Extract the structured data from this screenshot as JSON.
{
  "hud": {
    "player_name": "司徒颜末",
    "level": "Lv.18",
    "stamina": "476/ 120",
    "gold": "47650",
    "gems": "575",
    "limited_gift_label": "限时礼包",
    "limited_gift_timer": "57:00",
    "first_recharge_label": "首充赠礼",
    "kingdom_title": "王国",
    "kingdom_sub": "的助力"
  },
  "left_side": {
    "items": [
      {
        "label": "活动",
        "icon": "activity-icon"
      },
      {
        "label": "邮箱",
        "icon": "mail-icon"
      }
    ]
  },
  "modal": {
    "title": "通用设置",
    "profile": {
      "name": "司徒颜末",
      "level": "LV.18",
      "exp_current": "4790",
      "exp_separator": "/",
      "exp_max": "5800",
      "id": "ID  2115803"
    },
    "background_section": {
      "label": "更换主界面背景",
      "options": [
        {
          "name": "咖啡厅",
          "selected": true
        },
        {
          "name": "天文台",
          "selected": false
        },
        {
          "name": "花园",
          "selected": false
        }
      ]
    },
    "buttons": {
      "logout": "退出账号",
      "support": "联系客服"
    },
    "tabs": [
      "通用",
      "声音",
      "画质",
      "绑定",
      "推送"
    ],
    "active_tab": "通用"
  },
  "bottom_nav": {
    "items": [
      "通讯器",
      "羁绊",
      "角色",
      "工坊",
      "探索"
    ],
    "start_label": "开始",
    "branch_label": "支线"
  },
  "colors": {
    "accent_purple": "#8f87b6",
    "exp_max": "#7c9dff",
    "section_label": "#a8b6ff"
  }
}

+++

• [Goal]: Repeat the material above in full, keeping every word.

• [Solution to this problem]:
Extract the structured data from this screenshot as JSON.
{
  "hud": {
    "player_name": "司徒颜末",
    "level": "Lv.18",
    "stamina": "476/ 120",
    "gold": "47650",
    "gems": "575",
    "limited_gift_label": "限时礼包",
    "limited_gift_timer": "57:00",
    "first_recharge_label": "首充赠礼",
    "kingdom_title": "王国",
    "kingdom_sub": "的助力"
  },
  "left_side": {
    "items": [
      {
        "label": "活动",
        "icon": "activity-icon"
      },
      {
        "label": "邮箱",
        "icon": "mail-icon"
      }
    ]
  },
  "modal": {
    "title": "通用设置",
    "profile": {
      "name": "司徒颜末",
      "level": "LV.18",
      "exp_current": "4790",
      "exp_separator": "/",
      "exp_max": "5800",
      "id": "ID  2115803"
    },
    "background_section": {
      "label": "更换主界面背景",
      "options": [
        {
          "name": "咖啡厅",
          "selected": true
        },
        {
          "name": "天文台",
          "selected": false
        },
        {
          "name": "花园",
          "selected": false
        }
      ]
    },
    "buttons": {
      "logout": "退出账号",
      "support": "联系客服"
    },
    "tabs": [
      "通用",
      "声音",
      "画质",
      "绑定",
      "推送"
    ],
    "active_tab": "通用"
  },
  "bottom_nav": {
    "items": [
      "通讯器",
      "羁绊",
      "角色",
      "工坊",
      "探索"
    ],
    "start_label": "开始",
    "branch_label": "支线"
  },
  "colors": {
    "accent_purple": "#8f87b6",
    "exp_max": "#7c9dff",
    "section_label": "#a8b6ff"
  }
}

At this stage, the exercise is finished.